[Entries with figure data]
* * * *
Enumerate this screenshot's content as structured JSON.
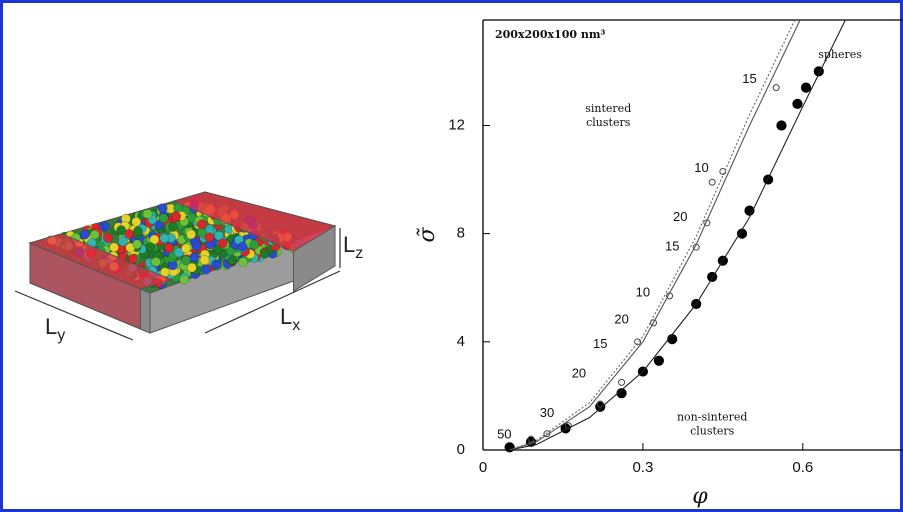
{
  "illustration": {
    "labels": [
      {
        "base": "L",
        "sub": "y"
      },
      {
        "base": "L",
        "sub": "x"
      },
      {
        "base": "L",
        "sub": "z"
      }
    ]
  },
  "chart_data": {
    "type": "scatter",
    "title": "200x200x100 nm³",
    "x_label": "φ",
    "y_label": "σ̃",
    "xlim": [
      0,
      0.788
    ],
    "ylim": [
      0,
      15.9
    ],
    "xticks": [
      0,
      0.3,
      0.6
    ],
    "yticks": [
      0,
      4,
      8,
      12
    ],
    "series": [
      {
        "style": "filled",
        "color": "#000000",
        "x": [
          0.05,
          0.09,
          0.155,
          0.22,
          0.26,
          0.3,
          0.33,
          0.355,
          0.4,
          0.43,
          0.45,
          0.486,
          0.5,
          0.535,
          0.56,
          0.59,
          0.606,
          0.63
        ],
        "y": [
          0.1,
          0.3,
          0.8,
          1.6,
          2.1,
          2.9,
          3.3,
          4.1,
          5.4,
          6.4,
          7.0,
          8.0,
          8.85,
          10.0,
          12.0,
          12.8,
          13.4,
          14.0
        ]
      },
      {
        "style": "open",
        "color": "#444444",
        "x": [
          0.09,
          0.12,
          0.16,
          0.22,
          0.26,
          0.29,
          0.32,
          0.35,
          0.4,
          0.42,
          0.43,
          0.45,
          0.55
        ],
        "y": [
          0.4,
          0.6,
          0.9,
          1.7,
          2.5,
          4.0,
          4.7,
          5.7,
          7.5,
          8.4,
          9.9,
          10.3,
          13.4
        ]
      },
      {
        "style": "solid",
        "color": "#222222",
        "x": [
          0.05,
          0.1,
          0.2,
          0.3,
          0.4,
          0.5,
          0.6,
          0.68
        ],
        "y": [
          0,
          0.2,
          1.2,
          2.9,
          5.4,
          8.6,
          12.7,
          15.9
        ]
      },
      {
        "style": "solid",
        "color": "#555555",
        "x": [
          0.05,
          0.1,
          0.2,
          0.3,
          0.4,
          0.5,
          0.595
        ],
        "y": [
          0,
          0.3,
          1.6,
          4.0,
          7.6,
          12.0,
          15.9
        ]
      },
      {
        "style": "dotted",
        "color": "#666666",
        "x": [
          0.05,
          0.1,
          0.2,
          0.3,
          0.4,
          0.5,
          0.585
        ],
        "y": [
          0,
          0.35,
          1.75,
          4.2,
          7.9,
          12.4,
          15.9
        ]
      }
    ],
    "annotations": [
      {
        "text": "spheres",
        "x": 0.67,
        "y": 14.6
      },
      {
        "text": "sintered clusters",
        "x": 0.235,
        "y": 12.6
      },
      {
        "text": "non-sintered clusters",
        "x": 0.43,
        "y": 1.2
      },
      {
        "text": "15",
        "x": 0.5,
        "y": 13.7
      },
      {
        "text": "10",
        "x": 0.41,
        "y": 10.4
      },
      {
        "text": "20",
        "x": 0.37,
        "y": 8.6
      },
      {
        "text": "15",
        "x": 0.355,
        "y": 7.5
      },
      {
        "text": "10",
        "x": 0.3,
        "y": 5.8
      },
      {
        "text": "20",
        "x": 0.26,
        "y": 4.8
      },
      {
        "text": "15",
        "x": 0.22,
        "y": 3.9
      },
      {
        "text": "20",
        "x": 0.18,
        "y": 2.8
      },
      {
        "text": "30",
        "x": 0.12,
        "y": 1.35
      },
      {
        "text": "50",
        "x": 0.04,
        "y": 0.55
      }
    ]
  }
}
* * * *
Problem description :: Every entry must be reproduced exactly, with the images left out.

Task output ::
Enumerate this screenshot's content as structured JSON.
{
  "illustration": {
    "labels": [
      {
        "base": "L",
        "sub": "y"
      },
      {
        "base": "L",
        "sub": "x"
      },
      {
        "base": "L",
        "sub": "z"
      }
    ]
  },
  "chart_data": {
    "type": "scatter",
    "title": "200x200x100 nm³",
    "x_label": "φ",
    "y_label": "σ̃",
    "xlim": [
      0,
      0.788
    ],
    "ylim": [
      0,
      15.9
    ],
    "xticks": [
      0,
      0.3,
      0.6
    ],
    "yticks": [
      0,
      4,
      8,
      12
    ],
    "series": [
      {
        "style": "filled",
        "color": "#000000",
        "x": [
          0.05,
          0.09,
          0.155,
          0.22,
          0.26,
          0.3,
          0.33,
          0.355,
          0.4,
          0.43,
          0.45,
          0.486,
          0.5,
          0.535,
          0.56,
          0.59,
          0.606,
          0.63
        ],
        "y": [
          0.1,
          0.3,
          0.8,
          1.6,
          2.1,
          2.9,
          3.3,
          4.1,
          5.4,
          6.4,
          7.0,
          8.0,
          8.85,
          10.0,
          12.0,
          12.8,
          13.4,
          14.0
        ]
      },
      {
        "style": "open",
        "color": "#444444",
        "x": [
          0.09,
          0.12,
          0.16,
          0.22,
          0.26,
          0.29,
          0.32,
          0.35,
          0.4,
          0.42,
          0.43,
          0.45,
          0.55
        ],
        "y": [
          0.4,
          0.6,
          0.9,
          1.7,
          2.5,
          4.0,
          4.7,
          5.7,
          7.5,
          8.4,
          9.9,
          10.3,
          13.4
        ]
      },
      {
        "style": "solid",
        "color": "#222222",
        "x": [
          0.05,
          0.1,
          0.2,
          0.3,
          0.4,
          0.5,
          0.6,
          0.68
        ],
        "y": [
          0,
          0.2,
          1.2,
          2.9,
          5.4,
          8.6,
          12.7,
          15.9
        ]
      },
      {
        "style": "solid",
        "color": "#555555",
        "x": [
          0.05,
          0.1,
          0.2,
          0.3,
          0.4,
          0.5,
          0.595
        ],
        "y": [
          0,
          0.3,
          1.6,
          4.0,
          7.6,
          12.0,
          15.9
        ]
      },
      {
        "style": "dotted",
        "color": "#666666",
        "x": [
          0.05,
          0.1,
          0.2,
          0.3,
          0.4,
          0.5,
          0.585
        ],
        "y": [
          0,
          0.35,
          1.75,
          4.2,
          7.9,
          12.4,
          15.9
        ]
      }
    ],
    "annotations": [
      {
        "text": "spheres",
        "x": 0.67,
        "y": 14.6
      },
      {
        "text": "sintered clusters",
        "x": 0.235,
        "y": 12.6
      },
      {
        "text": "non-sintered clusters",
        "x": 0.43,
        "y": 1.2
      },
      {
        "text": "15",
        "x": 0.5,
        "y": 13.7
      },
      {
        "text": "10",
        "x": 0.41,
        "y": 10.4
      },
      {
        "text": "20",
        "x": 0.37,
        "y": 8.6
      },
      {
        "text": "15",
        "x": 0.355,
        "y": 7.5
      },
      {
        "text": "10",
        "x": 0.3,
        "y": 5.8
      },
      {
        "text": "20",
        "x": 0.26,
        "y": 4.8
      },
      {
        "text": "15",
        "x": 0.22,
        "y": 3.9
      },
      {
        "text": "20",
        "x": 0.18,
        "y": 2.8
      },
      {
        "text": "30",
        "x": 0.12,
        "y": 1.35
      },
      {
        "text": "50",
        "x": 0.04,
        "y": 0.55
      }
    ]
  }
}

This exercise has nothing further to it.